■ **STATED GOAL**:
Pick out every line in the records below that contains the word "tayyorgarlik", and copy those lines. Letter case must match.

---*---

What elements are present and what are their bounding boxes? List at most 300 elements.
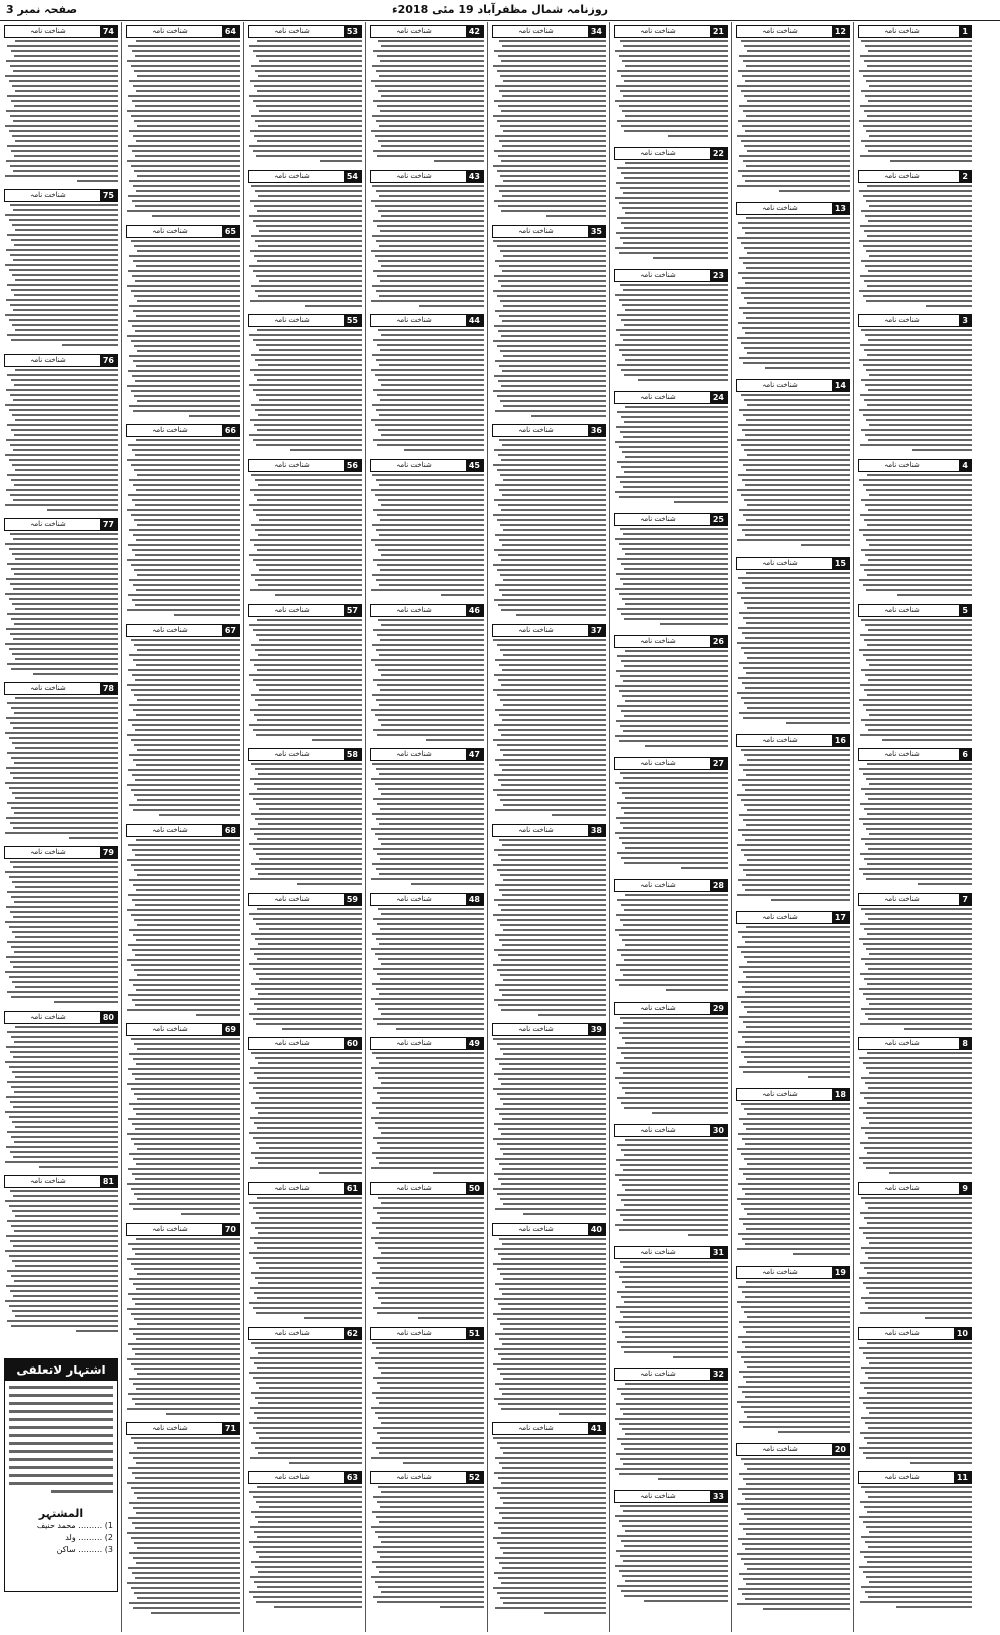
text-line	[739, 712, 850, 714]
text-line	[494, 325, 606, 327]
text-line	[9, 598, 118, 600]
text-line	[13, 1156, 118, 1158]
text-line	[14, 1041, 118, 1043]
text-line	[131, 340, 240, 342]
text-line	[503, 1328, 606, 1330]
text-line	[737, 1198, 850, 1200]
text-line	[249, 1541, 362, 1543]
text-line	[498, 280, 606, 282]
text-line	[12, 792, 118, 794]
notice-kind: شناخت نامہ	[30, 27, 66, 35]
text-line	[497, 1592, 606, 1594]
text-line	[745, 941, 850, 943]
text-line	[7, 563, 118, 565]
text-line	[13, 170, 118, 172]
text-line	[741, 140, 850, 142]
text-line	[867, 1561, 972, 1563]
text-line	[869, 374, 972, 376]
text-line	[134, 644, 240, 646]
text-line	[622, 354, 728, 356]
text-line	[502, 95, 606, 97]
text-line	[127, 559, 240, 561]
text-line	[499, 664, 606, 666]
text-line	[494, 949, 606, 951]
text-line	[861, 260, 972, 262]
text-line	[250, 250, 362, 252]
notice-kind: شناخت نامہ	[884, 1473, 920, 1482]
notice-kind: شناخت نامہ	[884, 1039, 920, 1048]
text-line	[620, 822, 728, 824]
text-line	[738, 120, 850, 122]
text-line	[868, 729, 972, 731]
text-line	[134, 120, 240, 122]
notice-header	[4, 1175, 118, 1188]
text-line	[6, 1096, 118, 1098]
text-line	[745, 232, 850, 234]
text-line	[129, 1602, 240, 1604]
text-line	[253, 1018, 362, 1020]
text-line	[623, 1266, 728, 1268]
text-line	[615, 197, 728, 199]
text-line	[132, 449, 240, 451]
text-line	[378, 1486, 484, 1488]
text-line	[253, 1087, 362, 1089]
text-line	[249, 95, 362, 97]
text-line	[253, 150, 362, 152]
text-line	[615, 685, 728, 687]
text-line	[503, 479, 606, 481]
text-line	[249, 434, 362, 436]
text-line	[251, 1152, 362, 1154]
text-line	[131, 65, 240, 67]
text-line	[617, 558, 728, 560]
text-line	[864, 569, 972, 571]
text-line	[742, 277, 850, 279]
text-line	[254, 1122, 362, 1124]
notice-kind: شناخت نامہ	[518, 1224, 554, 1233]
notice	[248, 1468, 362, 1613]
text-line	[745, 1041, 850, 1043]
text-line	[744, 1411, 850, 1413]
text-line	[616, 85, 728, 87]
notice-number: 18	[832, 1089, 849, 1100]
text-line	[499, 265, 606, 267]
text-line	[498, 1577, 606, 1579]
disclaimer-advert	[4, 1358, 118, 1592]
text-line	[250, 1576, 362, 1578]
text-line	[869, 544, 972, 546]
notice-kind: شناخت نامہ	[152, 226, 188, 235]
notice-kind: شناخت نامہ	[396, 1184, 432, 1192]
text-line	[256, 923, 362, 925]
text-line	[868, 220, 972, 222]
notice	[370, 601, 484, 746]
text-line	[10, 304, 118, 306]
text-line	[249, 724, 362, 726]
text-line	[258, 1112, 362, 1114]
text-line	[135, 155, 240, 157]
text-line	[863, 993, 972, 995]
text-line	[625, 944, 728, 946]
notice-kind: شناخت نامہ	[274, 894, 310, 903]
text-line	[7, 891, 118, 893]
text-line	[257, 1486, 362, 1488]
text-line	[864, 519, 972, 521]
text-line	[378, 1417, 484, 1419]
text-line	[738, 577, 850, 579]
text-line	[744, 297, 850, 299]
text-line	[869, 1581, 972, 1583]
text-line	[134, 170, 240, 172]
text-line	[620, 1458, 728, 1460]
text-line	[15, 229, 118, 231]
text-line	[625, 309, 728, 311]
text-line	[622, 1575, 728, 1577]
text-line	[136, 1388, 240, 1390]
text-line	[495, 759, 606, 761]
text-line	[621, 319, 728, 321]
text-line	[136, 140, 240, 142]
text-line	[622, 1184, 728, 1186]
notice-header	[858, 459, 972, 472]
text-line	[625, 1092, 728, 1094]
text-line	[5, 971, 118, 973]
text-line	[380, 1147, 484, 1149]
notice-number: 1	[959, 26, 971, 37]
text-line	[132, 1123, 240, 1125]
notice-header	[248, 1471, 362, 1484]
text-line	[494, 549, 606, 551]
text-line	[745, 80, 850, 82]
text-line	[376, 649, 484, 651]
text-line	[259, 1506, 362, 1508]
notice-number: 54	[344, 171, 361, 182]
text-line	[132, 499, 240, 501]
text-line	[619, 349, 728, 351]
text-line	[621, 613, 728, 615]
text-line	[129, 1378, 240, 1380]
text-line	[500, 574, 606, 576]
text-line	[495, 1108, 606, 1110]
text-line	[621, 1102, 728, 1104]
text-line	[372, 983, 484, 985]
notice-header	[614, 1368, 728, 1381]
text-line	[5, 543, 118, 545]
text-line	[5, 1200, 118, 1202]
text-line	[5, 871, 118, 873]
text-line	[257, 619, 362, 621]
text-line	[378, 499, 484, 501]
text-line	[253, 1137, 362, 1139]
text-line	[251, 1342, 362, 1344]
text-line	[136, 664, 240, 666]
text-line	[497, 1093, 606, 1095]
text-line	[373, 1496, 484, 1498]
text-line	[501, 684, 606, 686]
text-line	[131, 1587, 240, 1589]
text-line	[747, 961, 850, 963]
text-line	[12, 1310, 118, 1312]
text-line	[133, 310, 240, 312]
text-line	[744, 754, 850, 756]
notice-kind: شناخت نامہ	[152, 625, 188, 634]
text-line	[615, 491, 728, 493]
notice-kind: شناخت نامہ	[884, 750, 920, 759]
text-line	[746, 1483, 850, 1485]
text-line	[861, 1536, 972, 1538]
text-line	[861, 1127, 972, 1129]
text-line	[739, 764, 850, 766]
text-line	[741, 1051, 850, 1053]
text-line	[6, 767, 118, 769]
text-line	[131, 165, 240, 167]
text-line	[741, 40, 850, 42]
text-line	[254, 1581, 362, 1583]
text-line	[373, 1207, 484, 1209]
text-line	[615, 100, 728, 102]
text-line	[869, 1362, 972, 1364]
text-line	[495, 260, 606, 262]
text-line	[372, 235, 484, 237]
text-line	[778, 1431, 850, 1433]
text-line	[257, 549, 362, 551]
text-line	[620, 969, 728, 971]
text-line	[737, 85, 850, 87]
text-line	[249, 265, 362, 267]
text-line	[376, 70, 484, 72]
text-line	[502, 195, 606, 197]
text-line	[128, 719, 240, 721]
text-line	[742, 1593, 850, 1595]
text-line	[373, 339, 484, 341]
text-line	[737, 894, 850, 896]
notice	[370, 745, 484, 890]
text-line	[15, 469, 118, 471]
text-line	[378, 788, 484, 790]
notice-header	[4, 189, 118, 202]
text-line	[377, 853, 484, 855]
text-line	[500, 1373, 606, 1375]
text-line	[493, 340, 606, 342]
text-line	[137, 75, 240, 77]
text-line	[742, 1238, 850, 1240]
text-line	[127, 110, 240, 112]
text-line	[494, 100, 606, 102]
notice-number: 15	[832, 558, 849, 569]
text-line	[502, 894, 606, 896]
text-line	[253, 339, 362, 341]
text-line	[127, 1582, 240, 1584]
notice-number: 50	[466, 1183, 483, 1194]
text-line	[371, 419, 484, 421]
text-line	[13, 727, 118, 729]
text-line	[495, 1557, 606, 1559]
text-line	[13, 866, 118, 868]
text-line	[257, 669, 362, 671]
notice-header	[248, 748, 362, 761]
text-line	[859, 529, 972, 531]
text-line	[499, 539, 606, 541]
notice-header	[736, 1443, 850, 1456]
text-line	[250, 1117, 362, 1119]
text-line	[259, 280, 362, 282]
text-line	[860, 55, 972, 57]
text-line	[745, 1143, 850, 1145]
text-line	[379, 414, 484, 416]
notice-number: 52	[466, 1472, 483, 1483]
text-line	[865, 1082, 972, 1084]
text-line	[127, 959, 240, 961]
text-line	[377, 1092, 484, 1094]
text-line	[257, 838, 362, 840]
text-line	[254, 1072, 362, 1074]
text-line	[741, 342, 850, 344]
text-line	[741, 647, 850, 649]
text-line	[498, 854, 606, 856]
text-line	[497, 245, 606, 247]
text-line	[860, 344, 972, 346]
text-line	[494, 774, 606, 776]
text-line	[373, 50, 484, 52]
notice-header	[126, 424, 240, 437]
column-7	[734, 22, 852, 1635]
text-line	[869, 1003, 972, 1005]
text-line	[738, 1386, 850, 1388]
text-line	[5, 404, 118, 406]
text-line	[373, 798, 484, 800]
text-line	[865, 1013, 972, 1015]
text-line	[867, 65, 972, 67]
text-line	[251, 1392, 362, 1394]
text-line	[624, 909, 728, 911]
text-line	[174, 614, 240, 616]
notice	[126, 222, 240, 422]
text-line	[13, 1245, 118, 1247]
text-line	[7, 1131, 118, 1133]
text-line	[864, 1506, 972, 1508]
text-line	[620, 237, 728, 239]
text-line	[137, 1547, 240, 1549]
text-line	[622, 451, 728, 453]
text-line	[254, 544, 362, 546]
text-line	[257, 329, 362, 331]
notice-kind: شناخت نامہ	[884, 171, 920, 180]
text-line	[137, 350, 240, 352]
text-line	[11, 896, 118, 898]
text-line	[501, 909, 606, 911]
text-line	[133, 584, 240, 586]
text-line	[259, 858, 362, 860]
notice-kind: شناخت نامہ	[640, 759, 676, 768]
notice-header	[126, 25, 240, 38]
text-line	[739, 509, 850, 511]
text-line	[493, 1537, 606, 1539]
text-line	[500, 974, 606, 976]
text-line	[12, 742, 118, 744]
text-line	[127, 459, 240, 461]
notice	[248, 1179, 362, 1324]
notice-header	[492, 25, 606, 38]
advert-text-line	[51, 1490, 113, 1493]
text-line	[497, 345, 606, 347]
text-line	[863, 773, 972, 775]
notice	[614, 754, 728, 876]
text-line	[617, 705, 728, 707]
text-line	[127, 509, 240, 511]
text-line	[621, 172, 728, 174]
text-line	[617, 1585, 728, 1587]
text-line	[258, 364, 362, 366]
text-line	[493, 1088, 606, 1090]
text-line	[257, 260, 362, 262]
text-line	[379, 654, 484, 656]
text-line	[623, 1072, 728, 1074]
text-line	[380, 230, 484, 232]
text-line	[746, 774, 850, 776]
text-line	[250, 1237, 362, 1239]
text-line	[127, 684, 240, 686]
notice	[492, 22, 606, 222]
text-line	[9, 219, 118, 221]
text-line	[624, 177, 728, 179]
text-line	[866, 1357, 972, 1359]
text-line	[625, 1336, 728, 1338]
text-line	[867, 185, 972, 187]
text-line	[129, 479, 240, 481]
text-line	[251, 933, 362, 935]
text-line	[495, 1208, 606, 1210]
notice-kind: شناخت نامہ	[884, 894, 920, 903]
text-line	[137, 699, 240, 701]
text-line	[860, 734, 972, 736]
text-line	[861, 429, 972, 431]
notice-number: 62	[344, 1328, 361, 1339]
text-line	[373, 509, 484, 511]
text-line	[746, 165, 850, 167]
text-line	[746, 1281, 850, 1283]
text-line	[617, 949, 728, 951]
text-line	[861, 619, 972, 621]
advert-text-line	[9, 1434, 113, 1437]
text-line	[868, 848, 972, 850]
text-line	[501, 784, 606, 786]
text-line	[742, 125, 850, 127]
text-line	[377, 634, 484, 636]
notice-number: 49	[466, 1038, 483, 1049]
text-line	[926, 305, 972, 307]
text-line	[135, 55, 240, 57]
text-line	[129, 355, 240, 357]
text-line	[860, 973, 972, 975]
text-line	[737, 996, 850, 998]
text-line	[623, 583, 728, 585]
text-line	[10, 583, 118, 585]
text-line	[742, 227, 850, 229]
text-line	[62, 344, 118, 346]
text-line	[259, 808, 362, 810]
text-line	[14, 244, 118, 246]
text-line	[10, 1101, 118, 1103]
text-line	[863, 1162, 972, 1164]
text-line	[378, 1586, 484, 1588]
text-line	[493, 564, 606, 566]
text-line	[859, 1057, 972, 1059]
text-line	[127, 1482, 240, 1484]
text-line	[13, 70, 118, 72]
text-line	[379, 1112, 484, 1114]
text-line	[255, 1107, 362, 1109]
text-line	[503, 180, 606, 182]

---*---

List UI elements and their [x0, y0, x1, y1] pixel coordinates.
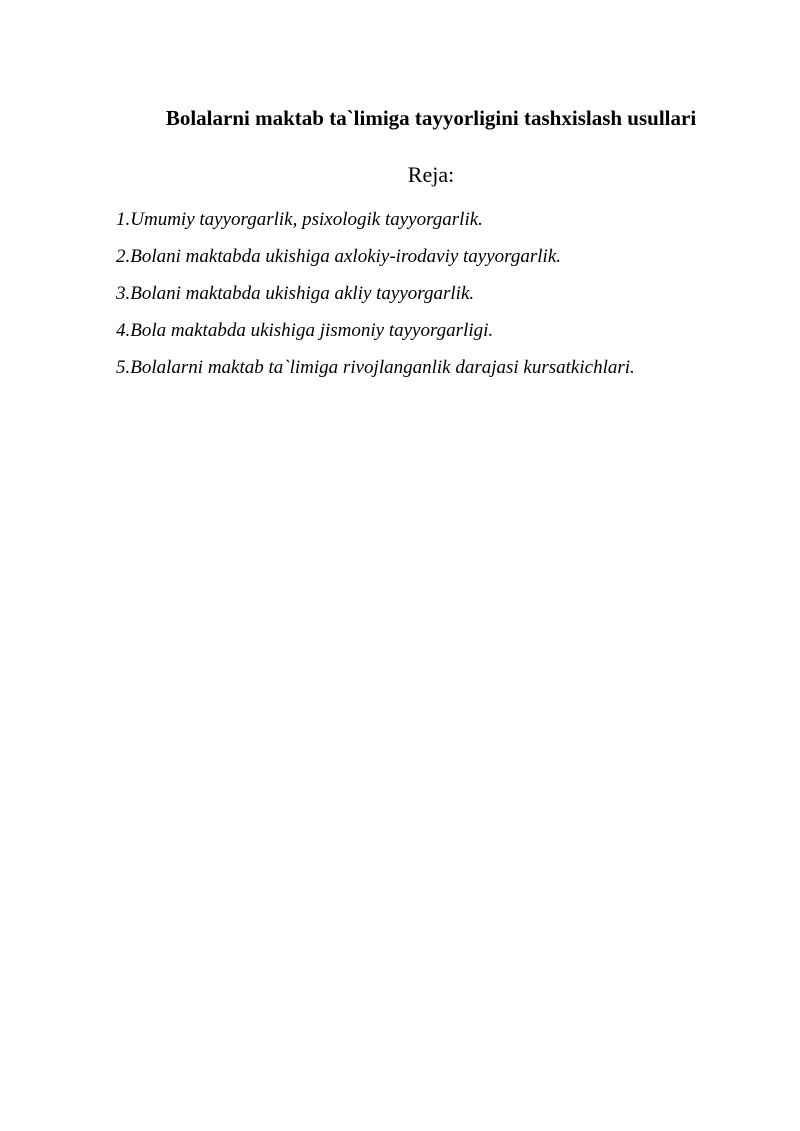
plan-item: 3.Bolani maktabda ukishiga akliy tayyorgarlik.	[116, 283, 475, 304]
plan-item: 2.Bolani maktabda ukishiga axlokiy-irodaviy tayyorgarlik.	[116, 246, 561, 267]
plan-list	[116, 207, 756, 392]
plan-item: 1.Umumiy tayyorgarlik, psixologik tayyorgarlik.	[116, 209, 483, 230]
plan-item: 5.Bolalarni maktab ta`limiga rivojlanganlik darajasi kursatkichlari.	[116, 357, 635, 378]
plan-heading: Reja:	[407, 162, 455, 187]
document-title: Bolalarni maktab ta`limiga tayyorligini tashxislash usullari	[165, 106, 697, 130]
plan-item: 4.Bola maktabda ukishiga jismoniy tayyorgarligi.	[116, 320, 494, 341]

---*---

■ **FINISHED EXERCISE**:
plan-item: 3.Bolani maktabda ukishiga akliy tayyorgarlik.	[116, 283, 475, 304]
plan-item: 2.Bolani maktabda ukishiga axlokiy-irodaviy tayyorgarlik.	[116, 246, 561, 267]
plan-item: 1.Umumiy tayyorgarlik, psixologik tayyorgarlik.	[116, 209, 483, 230]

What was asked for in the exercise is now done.